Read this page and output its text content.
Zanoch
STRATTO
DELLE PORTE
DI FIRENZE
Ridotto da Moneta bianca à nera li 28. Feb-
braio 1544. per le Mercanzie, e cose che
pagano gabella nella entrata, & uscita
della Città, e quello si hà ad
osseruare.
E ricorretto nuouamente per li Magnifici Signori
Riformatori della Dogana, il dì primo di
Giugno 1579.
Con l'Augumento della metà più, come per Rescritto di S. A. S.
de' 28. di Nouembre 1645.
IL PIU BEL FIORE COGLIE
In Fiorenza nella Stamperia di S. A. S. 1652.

—————

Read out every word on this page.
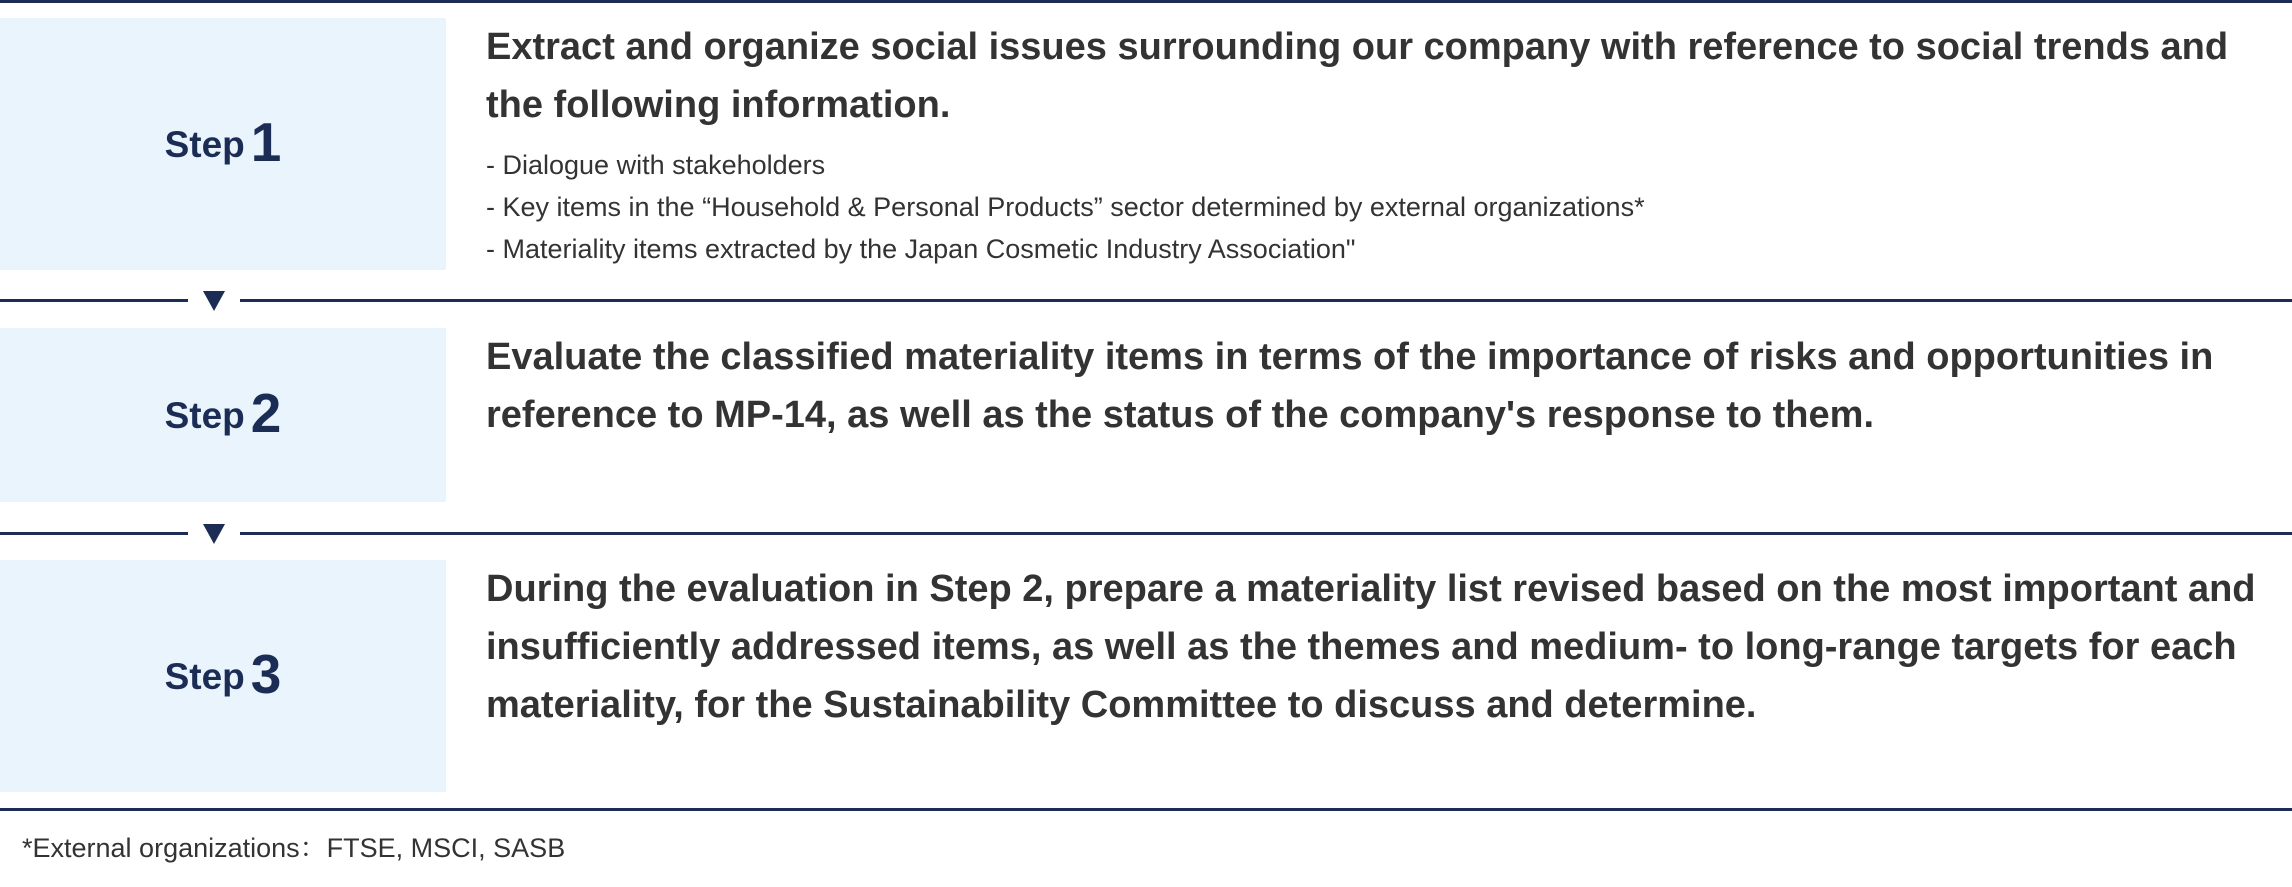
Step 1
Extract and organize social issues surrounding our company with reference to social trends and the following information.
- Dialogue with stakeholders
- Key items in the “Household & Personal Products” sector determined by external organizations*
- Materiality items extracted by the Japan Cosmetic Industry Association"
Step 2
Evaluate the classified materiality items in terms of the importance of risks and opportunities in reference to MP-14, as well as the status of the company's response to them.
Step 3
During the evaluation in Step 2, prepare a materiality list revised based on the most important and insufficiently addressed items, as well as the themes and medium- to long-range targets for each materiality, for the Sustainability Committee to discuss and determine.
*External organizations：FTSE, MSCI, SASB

—————

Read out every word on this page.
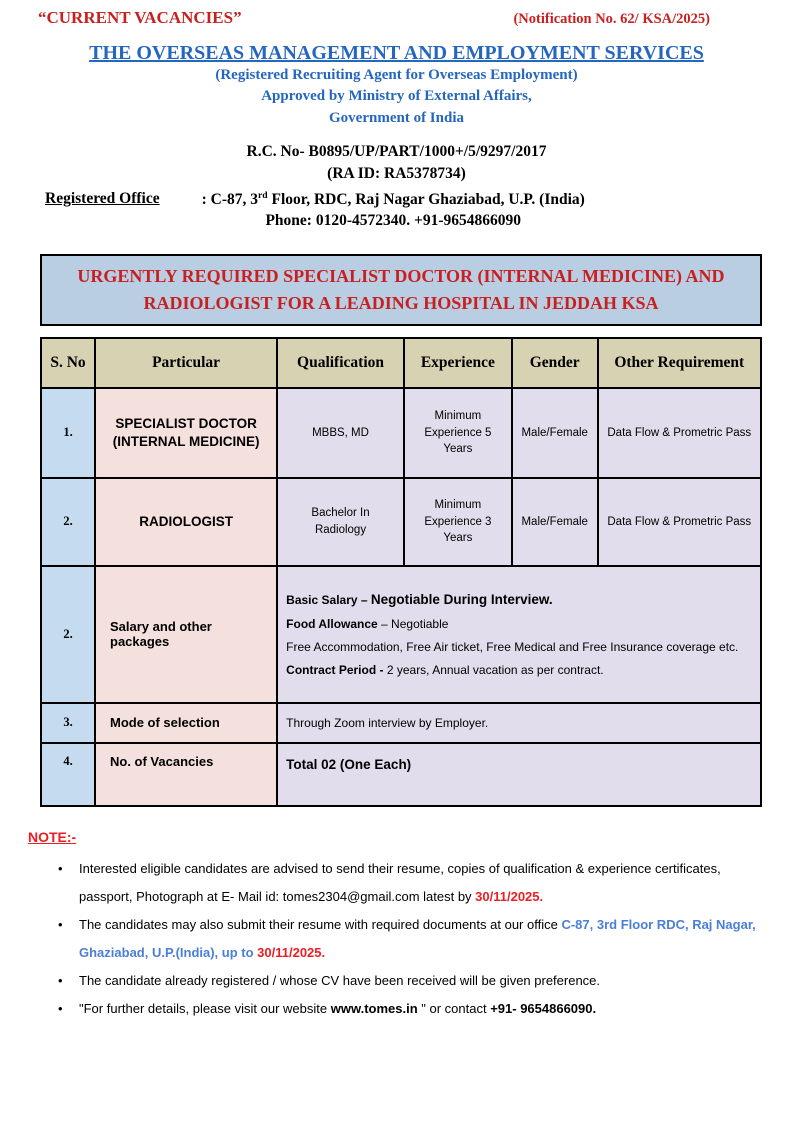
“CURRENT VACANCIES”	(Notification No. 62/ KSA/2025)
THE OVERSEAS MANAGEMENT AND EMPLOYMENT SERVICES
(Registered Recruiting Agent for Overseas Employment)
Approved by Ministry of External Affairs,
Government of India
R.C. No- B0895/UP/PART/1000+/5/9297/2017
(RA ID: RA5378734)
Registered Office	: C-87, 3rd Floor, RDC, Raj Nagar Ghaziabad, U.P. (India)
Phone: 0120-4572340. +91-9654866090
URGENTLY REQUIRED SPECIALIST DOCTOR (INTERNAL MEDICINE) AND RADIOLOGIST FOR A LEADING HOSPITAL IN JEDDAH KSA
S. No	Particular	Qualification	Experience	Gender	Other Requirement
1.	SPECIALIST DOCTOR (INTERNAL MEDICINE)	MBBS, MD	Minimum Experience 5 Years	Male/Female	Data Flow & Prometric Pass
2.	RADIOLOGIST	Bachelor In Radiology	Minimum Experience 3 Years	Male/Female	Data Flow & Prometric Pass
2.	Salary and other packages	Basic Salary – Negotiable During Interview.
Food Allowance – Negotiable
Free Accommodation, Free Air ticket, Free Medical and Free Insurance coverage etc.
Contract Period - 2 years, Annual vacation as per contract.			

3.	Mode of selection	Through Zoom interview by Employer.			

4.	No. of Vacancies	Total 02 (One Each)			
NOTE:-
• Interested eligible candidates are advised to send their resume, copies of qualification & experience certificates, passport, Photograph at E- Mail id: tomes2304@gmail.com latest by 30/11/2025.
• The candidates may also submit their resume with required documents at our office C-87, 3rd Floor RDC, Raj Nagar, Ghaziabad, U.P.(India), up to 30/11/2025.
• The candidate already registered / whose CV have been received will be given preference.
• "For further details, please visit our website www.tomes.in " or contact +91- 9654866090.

—————

Exercise description ::
Pull every line containing "resume" out of the data above.

Task solution ::
• Interested eligible candidates are advised to send their resume, copies of qualification & experience certificates, passport, Photograph at E- Mail id: tomes2304@gmail.com latest by 30/11/2025.
• The candidates may also submit their resume with required documents at our office C-87, 3rd Floor RDC, Raj Nagar, Ghaziabad, U.P.(India), up to 30/11/2025.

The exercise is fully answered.